*RECORD LIST:*
========

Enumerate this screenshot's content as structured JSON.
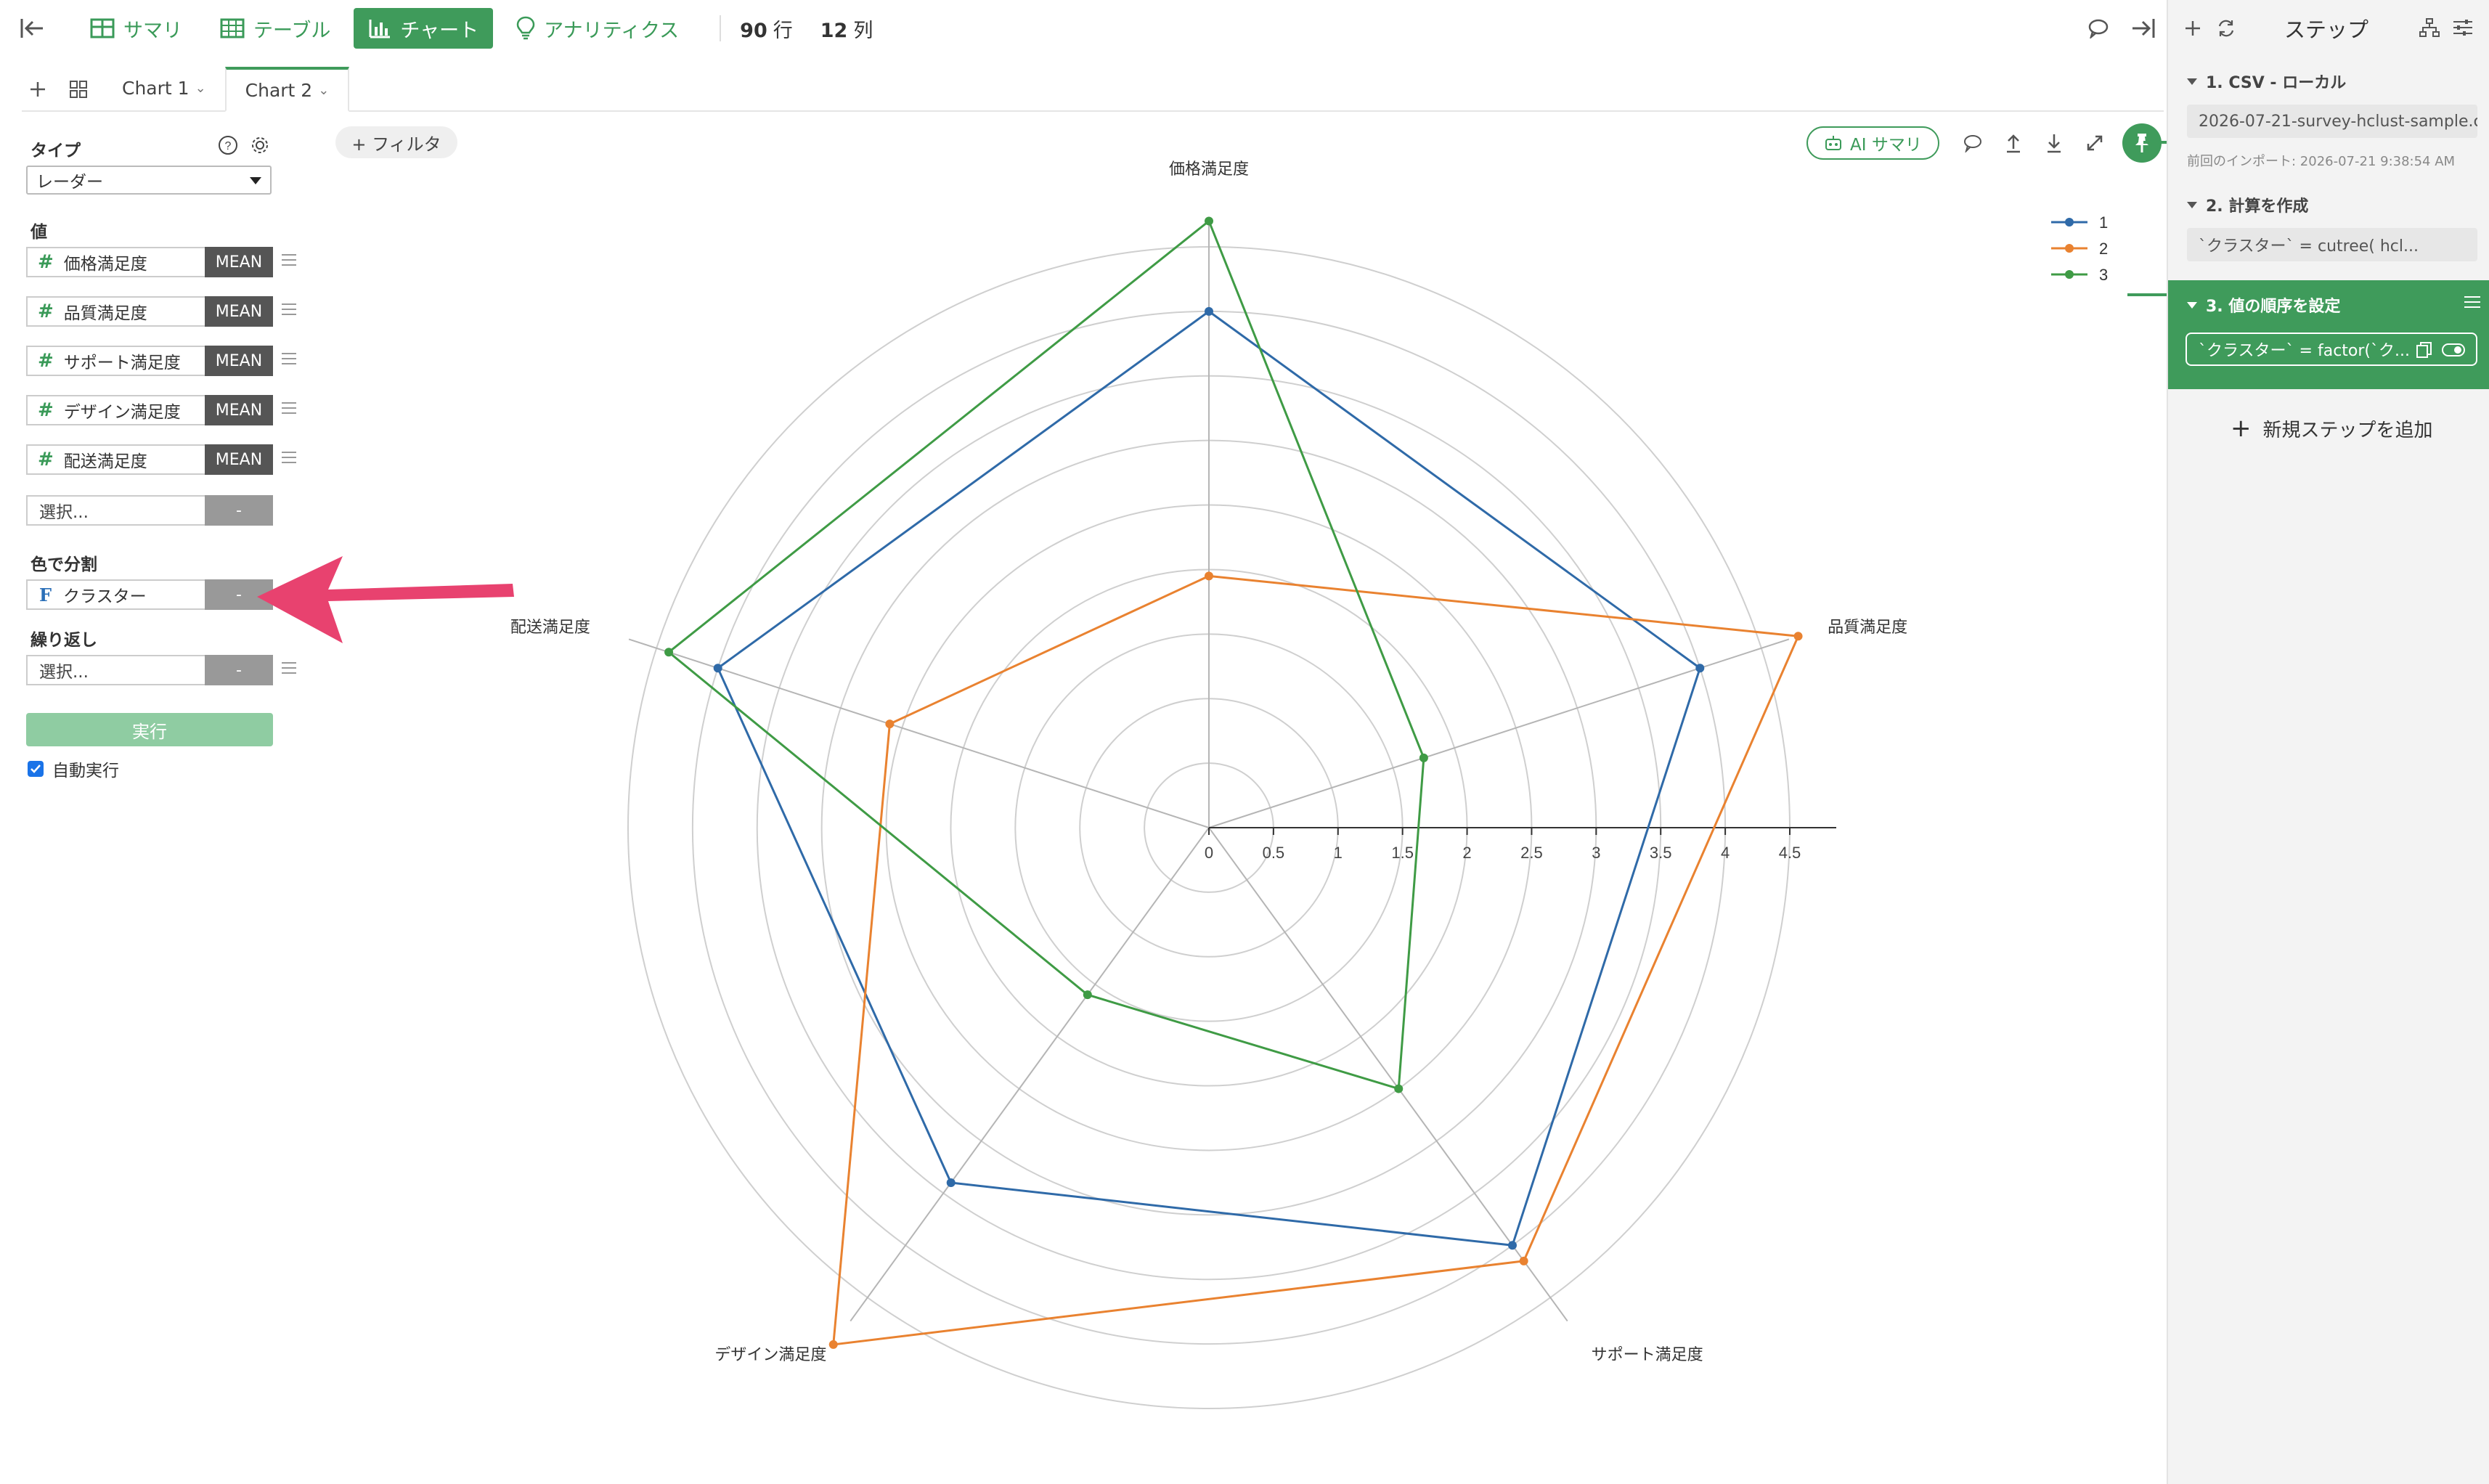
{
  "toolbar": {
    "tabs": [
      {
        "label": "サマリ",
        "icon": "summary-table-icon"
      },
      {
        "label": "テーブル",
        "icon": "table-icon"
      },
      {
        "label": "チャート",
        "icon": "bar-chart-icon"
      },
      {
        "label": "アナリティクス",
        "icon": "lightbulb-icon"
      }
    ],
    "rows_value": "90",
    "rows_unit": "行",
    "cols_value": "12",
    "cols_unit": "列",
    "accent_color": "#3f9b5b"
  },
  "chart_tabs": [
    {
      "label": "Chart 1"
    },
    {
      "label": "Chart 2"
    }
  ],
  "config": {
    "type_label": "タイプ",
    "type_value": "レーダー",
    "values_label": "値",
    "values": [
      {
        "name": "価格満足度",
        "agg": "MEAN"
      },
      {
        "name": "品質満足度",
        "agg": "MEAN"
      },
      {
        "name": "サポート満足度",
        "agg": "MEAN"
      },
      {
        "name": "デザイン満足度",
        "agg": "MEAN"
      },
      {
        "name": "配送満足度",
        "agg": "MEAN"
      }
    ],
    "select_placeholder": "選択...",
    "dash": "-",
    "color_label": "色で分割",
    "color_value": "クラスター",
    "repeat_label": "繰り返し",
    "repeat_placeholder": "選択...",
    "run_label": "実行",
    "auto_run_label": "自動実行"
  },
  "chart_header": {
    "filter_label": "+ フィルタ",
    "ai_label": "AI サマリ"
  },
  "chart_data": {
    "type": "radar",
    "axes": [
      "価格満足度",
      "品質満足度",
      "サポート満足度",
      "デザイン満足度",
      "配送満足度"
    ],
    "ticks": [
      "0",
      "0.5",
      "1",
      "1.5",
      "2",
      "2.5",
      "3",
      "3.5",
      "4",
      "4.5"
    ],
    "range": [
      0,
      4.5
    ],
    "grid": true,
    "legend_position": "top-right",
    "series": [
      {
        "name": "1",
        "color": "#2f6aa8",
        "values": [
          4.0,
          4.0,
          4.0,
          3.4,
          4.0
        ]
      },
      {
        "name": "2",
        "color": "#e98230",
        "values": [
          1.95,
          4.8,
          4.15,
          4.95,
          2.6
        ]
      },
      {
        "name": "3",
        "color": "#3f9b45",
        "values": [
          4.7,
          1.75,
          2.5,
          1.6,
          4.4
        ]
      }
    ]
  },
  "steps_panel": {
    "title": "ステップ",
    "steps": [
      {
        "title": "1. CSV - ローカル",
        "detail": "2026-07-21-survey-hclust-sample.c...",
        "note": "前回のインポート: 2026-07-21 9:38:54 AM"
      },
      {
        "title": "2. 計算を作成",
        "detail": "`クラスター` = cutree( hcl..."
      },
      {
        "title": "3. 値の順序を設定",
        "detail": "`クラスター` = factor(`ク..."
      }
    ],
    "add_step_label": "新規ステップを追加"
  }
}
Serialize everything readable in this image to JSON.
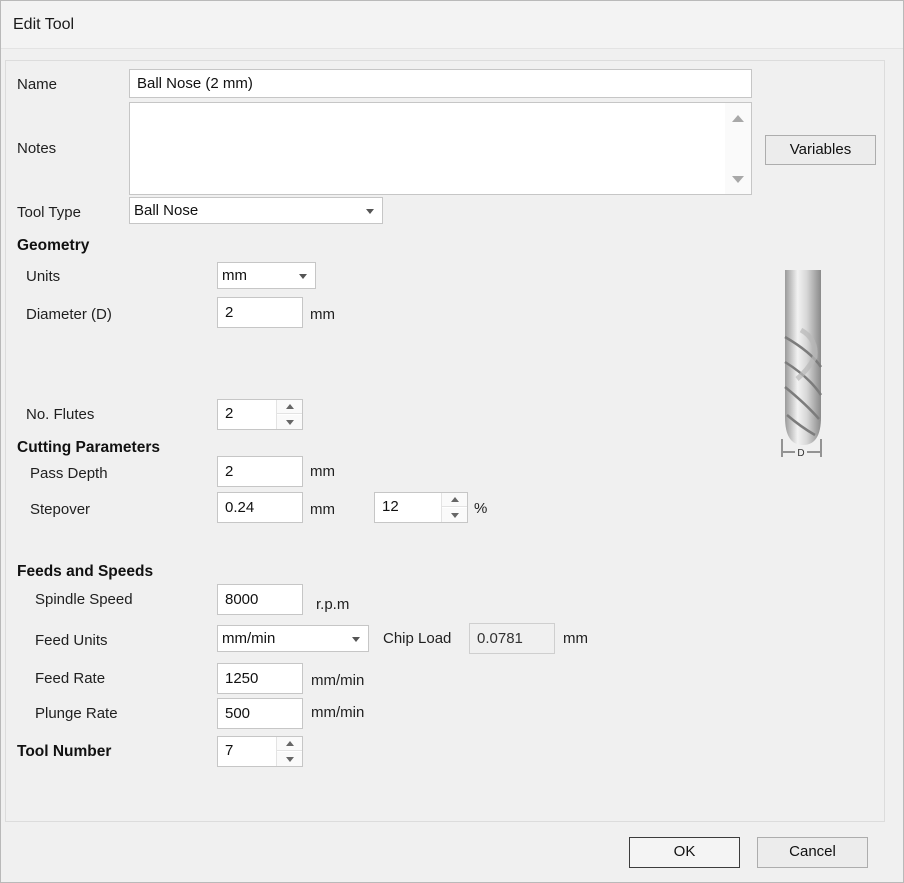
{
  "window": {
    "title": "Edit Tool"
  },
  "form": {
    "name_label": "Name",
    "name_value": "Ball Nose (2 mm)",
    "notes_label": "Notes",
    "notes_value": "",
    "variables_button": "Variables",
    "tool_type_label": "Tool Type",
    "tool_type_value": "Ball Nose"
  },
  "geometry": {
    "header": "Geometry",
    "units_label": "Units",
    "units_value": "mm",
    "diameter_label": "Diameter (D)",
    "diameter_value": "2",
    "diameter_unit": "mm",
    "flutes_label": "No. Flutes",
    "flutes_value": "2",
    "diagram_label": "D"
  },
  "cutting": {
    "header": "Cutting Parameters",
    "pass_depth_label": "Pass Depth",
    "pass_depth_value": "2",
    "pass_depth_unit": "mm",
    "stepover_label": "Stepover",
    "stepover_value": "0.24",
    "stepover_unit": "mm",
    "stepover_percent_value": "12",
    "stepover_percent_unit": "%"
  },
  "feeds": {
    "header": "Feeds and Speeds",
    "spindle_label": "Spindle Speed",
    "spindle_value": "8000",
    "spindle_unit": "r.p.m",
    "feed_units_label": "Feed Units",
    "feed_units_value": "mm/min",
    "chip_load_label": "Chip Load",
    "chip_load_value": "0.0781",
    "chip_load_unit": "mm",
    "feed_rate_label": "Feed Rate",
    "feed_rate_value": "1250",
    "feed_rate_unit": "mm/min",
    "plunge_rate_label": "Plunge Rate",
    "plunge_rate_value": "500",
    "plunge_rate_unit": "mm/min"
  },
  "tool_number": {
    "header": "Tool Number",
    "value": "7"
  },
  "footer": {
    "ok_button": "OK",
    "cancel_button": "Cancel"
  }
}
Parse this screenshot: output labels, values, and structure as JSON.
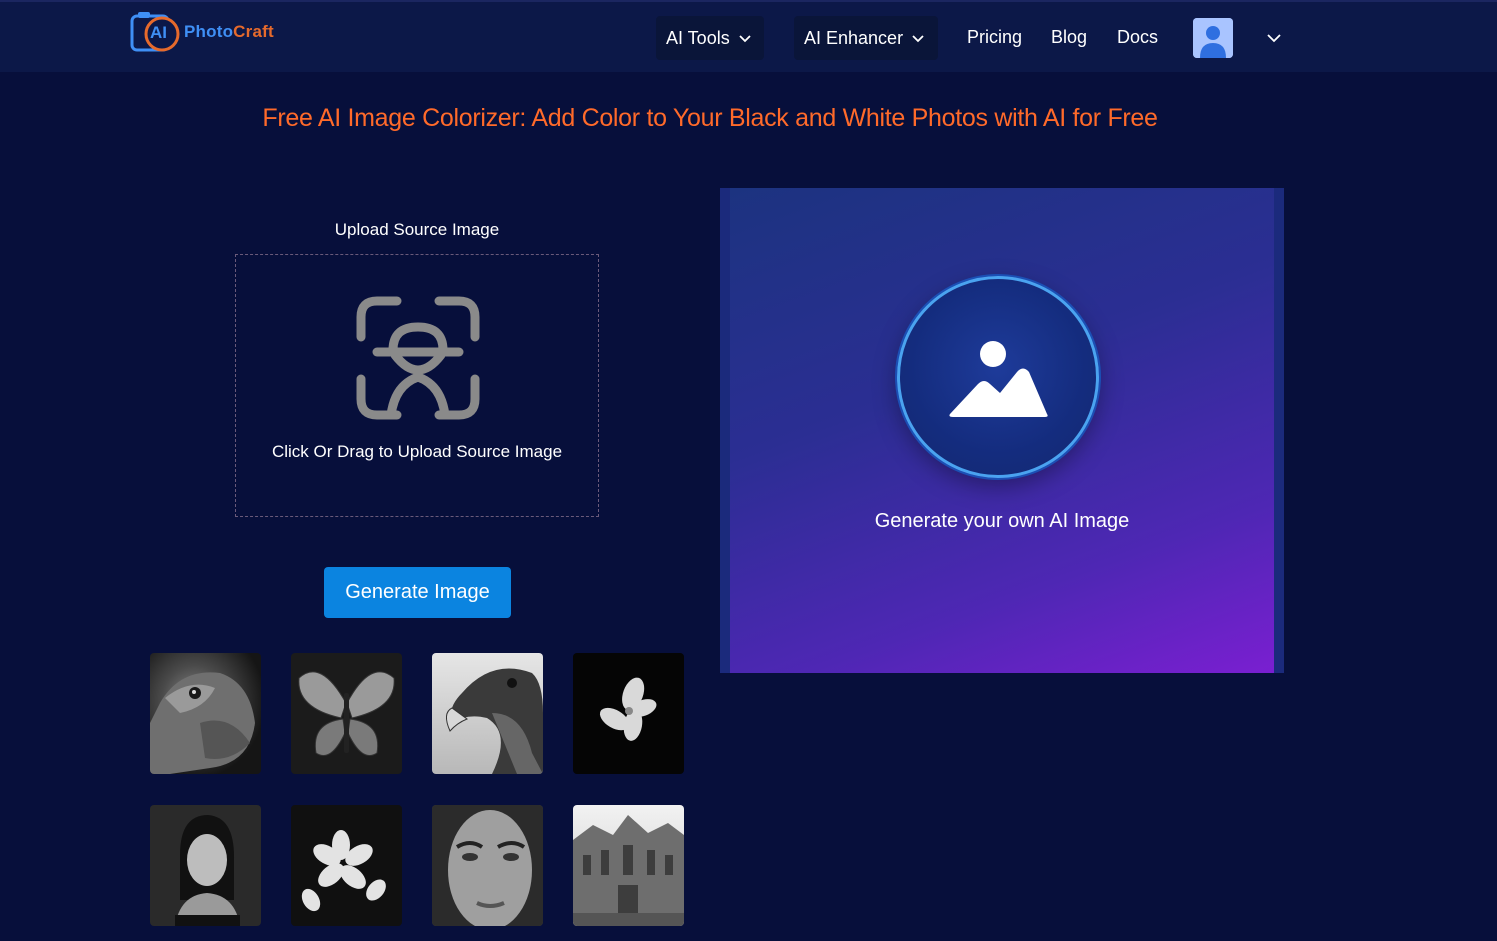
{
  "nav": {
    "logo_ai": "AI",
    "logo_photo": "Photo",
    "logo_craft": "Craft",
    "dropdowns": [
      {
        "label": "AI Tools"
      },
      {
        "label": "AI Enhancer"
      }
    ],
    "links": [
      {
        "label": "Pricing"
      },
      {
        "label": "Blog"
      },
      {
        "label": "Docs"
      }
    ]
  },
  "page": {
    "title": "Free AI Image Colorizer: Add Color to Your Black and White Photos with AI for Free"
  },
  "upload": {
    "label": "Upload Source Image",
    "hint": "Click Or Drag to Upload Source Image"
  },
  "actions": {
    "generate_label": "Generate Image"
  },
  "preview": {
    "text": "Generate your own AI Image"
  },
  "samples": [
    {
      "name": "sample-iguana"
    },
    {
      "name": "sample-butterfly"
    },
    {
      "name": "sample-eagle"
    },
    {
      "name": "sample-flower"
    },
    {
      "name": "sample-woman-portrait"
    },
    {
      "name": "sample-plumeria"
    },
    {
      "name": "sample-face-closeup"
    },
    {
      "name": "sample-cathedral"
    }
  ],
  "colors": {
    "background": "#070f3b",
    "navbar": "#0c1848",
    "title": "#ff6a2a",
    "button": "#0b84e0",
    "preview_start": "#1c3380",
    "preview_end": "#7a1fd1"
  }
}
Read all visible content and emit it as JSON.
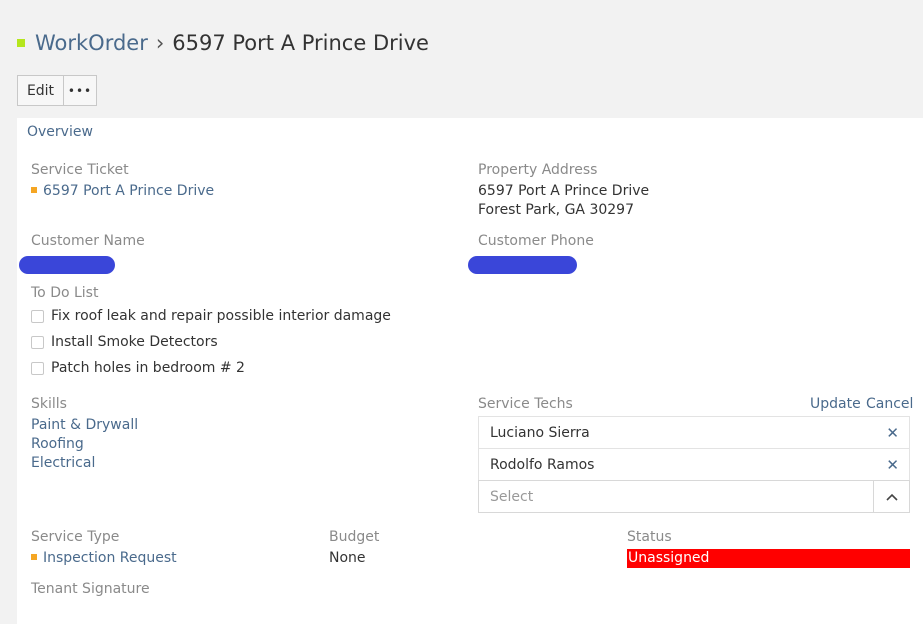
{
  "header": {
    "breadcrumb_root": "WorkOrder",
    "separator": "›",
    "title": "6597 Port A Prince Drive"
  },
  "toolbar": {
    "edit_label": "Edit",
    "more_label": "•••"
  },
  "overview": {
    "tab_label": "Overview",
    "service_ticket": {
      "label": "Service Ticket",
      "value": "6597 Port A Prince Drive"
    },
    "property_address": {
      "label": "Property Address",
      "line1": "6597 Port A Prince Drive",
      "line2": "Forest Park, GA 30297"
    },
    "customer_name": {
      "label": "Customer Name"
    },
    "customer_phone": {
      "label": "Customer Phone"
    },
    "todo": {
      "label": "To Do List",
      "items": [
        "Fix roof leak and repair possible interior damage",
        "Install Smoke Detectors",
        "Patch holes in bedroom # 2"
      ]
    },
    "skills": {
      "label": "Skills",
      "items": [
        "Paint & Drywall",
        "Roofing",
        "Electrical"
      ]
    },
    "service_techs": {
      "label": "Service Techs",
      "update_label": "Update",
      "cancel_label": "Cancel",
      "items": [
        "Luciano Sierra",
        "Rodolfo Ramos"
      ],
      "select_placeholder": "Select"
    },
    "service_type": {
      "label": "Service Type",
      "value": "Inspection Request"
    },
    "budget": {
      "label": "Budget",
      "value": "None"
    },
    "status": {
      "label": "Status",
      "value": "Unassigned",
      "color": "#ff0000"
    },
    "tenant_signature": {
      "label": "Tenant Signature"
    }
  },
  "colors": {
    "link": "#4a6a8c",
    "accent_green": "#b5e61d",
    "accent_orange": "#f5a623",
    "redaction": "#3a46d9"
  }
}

========

*TASK PROMPT:* Search the records for the word "Ball", then list every line that has it.

*OUTPUT OF THE EXERCISE:*
    "name_value": "Ball Nose (2 mm)",
    "tool_type_value": "Ball Nose"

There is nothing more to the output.